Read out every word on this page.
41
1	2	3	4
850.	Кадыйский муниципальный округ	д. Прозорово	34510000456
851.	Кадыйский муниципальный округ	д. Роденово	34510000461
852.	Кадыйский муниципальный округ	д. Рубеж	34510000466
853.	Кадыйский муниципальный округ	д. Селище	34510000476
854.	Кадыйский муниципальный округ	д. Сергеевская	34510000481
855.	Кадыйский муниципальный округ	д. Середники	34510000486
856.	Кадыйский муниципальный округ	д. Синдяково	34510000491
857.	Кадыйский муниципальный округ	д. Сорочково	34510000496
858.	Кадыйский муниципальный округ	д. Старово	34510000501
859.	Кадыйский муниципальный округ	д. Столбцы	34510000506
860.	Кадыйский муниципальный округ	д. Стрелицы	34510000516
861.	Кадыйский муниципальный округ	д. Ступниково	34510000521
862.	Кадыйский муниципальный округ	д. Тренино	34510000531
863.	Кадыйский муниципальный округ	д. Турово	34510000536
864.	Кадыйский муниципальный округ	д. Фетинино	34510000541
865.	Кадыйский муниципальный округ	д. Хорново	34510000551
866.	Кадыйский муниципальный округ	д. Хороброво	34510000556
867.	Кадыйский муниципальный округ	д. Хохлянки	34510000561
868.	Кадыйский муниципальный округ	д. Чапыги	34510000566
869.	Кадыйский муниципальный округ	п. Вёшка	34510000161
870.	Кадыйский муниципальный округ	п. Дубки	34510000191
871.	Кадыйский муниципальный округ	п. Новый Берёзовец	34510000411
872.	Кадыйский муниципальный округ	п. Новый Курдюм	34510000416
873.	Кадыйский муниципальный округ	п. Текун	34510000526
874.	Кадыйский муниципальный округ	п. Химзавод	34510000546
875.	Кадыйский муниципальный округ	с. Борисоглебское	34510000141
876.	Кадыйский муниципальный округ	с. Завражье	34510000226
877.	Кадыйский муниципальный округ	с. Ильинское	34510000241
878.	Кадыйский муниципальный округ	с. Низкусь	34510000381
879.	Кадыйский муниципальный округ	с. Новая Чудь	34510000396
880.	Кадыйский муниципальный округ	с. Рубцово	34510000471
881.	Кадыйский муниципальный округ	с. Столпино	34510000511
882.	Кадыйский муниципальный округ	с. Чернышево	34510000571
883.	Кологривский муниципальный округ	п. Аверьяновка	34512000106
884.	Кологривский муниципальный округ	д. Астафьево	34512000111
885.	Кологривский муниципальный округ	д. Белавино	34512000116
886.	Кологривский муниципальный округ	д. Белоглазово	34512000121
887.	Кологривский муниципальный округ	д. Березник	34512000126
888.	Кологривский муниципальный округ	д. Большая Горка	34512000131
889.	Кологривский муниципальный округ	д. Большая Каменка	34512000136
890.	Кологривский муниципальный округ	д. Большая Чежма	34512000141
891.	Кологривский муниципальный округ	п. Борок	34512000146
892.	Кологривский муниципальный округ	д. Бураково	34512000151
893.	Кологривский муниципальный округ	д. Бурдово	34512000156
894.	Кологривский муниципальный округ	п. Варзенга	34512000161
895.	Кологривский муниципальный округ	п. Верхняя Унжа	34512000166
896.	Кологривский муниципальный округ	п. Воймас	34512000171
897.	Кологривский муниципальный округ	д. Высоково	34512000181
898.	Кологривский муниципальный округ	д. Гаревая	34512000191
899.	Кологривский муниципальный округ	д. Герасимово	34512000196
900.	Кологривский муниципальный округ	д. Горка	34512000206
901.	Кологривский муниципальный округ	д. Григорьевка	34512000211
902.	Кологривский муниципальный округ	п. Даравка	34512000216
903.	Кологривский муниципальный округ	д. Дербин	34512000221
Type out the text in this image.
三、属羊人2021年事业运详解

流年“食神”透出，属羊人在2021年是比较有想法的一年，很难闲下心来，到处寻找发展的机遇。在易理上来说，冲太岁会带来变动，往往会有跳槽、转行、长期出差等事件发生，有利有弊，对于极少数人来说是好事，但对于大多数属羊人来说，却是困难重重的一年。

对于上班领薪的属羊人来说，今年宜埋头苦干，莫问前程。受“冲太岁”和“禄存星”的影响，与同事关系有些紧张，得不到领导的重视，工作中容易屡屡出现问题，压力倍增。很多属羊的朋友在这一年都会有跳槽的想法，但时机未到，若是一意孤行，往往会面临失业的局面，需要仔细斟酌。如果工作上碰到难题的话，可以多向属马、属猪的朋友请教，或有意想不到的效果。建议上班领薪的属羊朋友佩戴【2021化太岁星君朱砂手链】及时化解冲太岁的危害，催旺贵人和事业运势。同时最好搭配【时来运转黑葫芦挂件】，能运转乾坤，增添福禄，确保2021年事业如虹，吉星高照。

**GIVEN PROBLEM:** In the lines above, find each one with "Большая" and list it.

**WRITTEN SOLUTION:**
888.	Кологривский муниципальный округ	д. Большая Горка	34512000131
889.	Кологривский муниципальный округ	д. Большая Каменка	34512000136
890.	Кологривский муниципальный округ	д. Большая Чежма	34512000141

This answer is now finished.